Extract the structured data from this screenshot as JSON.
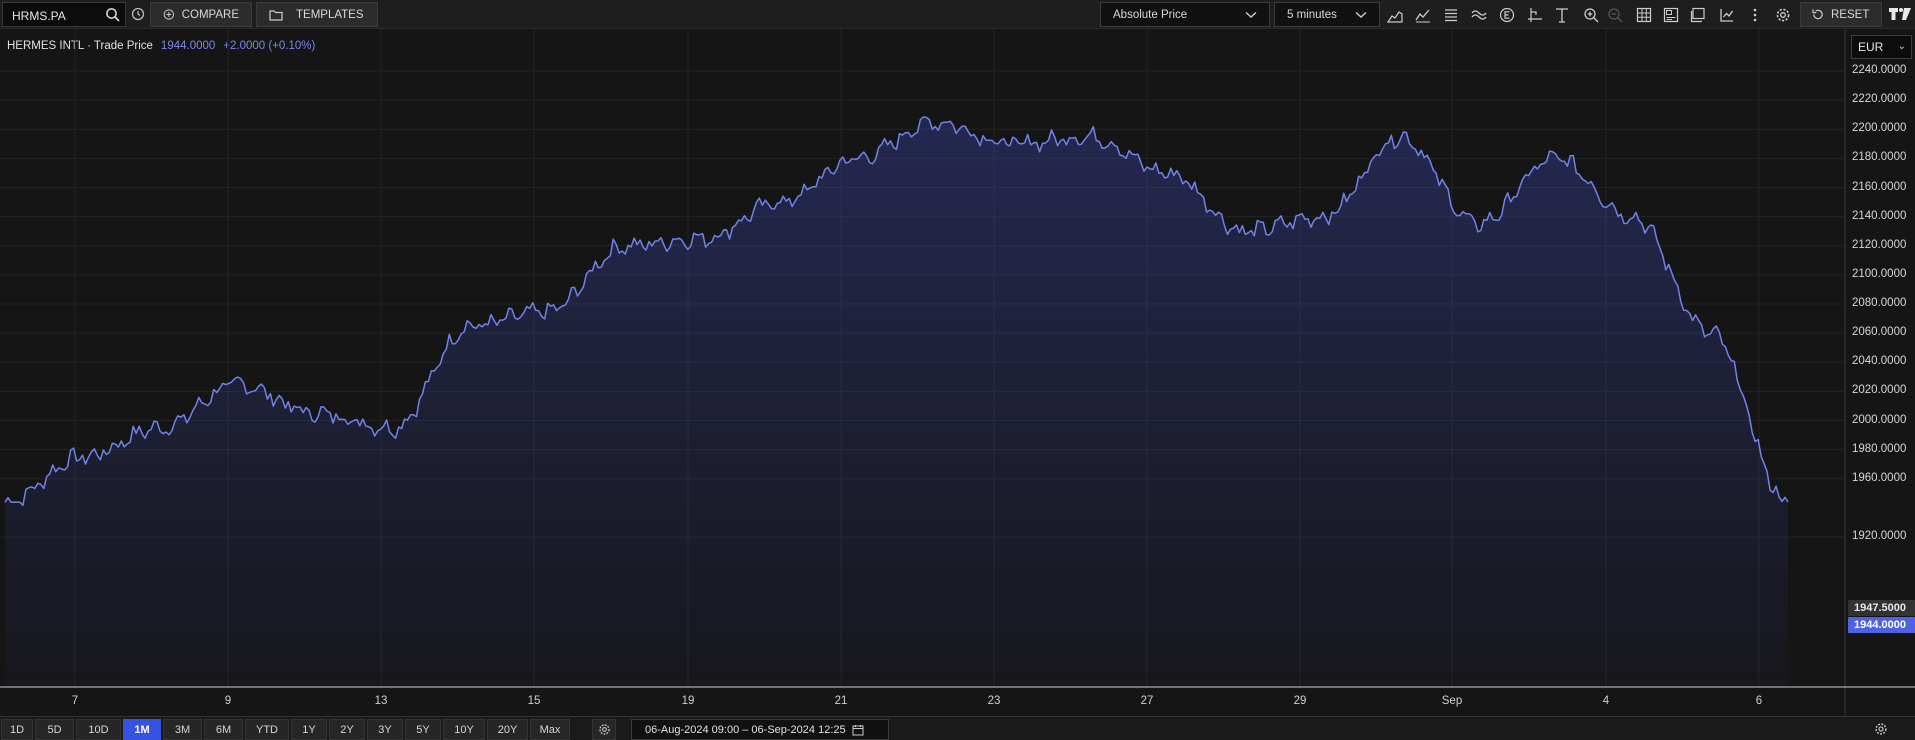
{
  "toolbar": {
    "symbol": "HRMS.PA",
    "compare_label": "COMPARE",
    "templates_label": "TEMPLATES",
    "price_mode": "Absolute Price",
    "interval": "5 minutes",
    "reset_label": "RESET",
    "icons": [
      "search-icon",
      "history-icon",
      "compare-plus-icon",
      "folder-icon",
      "chart-type-icon",
      "indicators-icon",
      "lines-icon",
      "studies-icon",
      "events-icon",
      "crosshair-icon",
      "text-icon",
      "zoom-in-icon",
      "zoom-out-icon",
      "table-icon",
      "layout-icon",
      "export-icon",
      "analytics-icon",
      "more-vert-icon",
      "settings-gear-icon",
      "reset-icon",
      "tradingview-logo"
    ]
  },
  "legend": {
    "name": "HERMES INTL · Trade Price",
    "last": "1944.0000",
    "change": "+2.0000 (+0.10%)"
  },
  "currency": "EUR",
  "price_tags": {
    "last_close": "1947.5000",
    "current": "1944.0000"
  },
  "chart_data": {
    "type": "area",
    "series": [
      {
        "name": "HERMES INTL · Trade Price",
        "color": "#7083ea"
      }
    ],
    "x": [
      "Aug 6 09:00",
      "Aug 7",
      "Aug 8",
      "Aug 9",
      "Aug 12",
      "Aug 13",
      "Aug 14",
      "Aug 15",
      "Aug 16",
      "Aug 19",
      "Aug 20",
      "Aug 21",
      "Aug 22",
      "Aug 23",
      "Aug 26",
      "Aug 27",
      "Aug 28",
      "Aug 29",
      "Aug 30",
      "Sep 2",
      "Sep 3",
      "Sep 4",
      "Sep 5",
      "Sep 6 12:25"
    ],
    "values": [
      1944,
      1975,
      1995,
      2025,
      2005,
      1995,
      2065,
      2075,
      2120,
      2125,
      2150,
      2180,
      2205,
      2190,
      2195,
      2170,
      2130,
      2140,
      2195,
      2135,
      2180,
      2140,
      2060,
      1944
    ],
    "ylim": [
      1905,
      2250
    ],
    "yticks": [
      "2240.0000",
      "2220.0000",
      "2200.0000",
      "2180.0000",
      "2160.0000",
      "2140.0000",
      "2120.0000",
      "2100.0000",
      "2080.0000",
      "2060.0000",
      "2040.0000",
      "2020.0000",
      "2000.0000",
      "1980.0000",
      "1960.0000",
      "1920.0000"
    ],
    "xticks": [
      "7",
      "9",
      "13",
      "15",
      "19",
      "21",
      "23",
      "27",
      "29",
      "Sep",
      "4",
      "6"
    ],
    "grid": true,
    "currency": "EUR"
  },
  "bottom": {
    "periods": [
      "1D",
      "5D",
      "10D",
      "1M",
      "3M",
      "6M",
      "YTD",
      "1Y",
      "2Y",
      "3Y",
      "5Y",
      "10Y",
      "20Y",
      "Max"
    ],
    "active_period": "1M",
    "range_text": "06-Aug-2024 09:00  –  06-Sep-2024 12:25"
  }
}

__GOAL__:
Write out the listing above again, exactly, but with no pictures in the copy.

__TASK ANSWER__:
Extract the structured data from this screenshot as JSON.
{
  "toolbar": {
    "symbol": "HRMS.PA",
    "compare_label": "COMPARE",
    "templates_label": "TEMPLATES",
    "price_mode": "Absolute Price",
    "interval": "5 minutes",
    "reset_label": "RESET",
    "icons": [
      "search-icon",
      "history-icon",
      "compare-plus-icon",
      "folder-icon",
      "chart-type-icon",
      "indicators-icon",
      "lines-icon",
      "studies-icon",
      "events-icon",
      "crosshair-icon",
      "text-icon",
      "zoom-in-icon",
      "zoom-out-icon",
      "table-icon",
      "layout-icon",
      "export-icon",
      "analytics-icon",
      "more-vert-icon",
      "settings-gear-icon",
      "reset-icon",
      "tradingview-logo"
    ]
  },
  "legend": {
    "name": "HERMES INTL · Trade Price",
    "last": "1944.0000",
    "change": "+2.0000 (+0.10%)"
  },
  "currency": "EUR",
  "price_tags": {
    "last_close": "1947.5000",
    "current": "1944.0000"
  },
  "chart_data": {
    "type": "area",
    "series": [
      {
        "name": "HERMES INTL · Trade Price",
        "color": "#7083ea"
      }
    ],
    "x": [
      "Aug 6 09:00",
      "Aug 7",
      "Aug 8",
      "Aug 9",
      "Aug 12",
      "Aug 13",
      "Aug 14",
      "Aug 15",
      "Aug 16",
      "Aug 19",
      "Aug 20",
      "Aug 21",
      "Aug 22",
      "Aug 23",
      "Aug 26",
      "Aug 27",
      "Aug 28",
      "Aug 29",
      "Aug 30",
      "Sep 2",
      "Sep 3",
      "Sep 4",
      "Sep 5",
      "Sep 6 12:25"
    ],
    "values": [
      1944,
      1975,
      1995,
      2025,
      2005,
      1995,
      2065,
      2075,
      2120,
      2125,
      2150,
      2180,
      2205,
      2190,
      2195,
      2170,
      2130,
      2140,
      2195,
      2135,
      2180,
      2140,
      2060,
      1944
    ],
    "ylim": [
      1905,
      2250
    ],
    "yticks": [
      "2240.0000",
      "2220.0000",
      "2200.0000",
      "2180.0000",
      "2160.0000",
      "2140.0000",
      "2120.0000",
      "2100.0000",
      "2080.0000",
      "2060.0000",
      "2040.0000",
      "2020.0000",
      "2000.0000",
      "1980.0000",
      "1960.0000",
      "1920.0000"
    ],
    "xticks": [
      "7",
      "9",
      "13",
      "15",
      "19",
      "21",
      "23",
      "27",
      "29",
      "Sep",
      "4",
      "6"
    ],
    "grid": true,
    "currency": "EUR"
  },
  "bottom": {
    "periods": [
      "1D",
      "5D",
      "10D",
      "1M",
      "3M",
      "6M",
      "YTD",
      "1Y",
      "2Y",
      "3Y",
      "5Y",
      "10Y",
      "20Y",
      "Max"
    ],
    "active_period": "1M",
    "range_text": "06-Aug-2024 09:00  –  06-Sep-2024 12:25"
  }
}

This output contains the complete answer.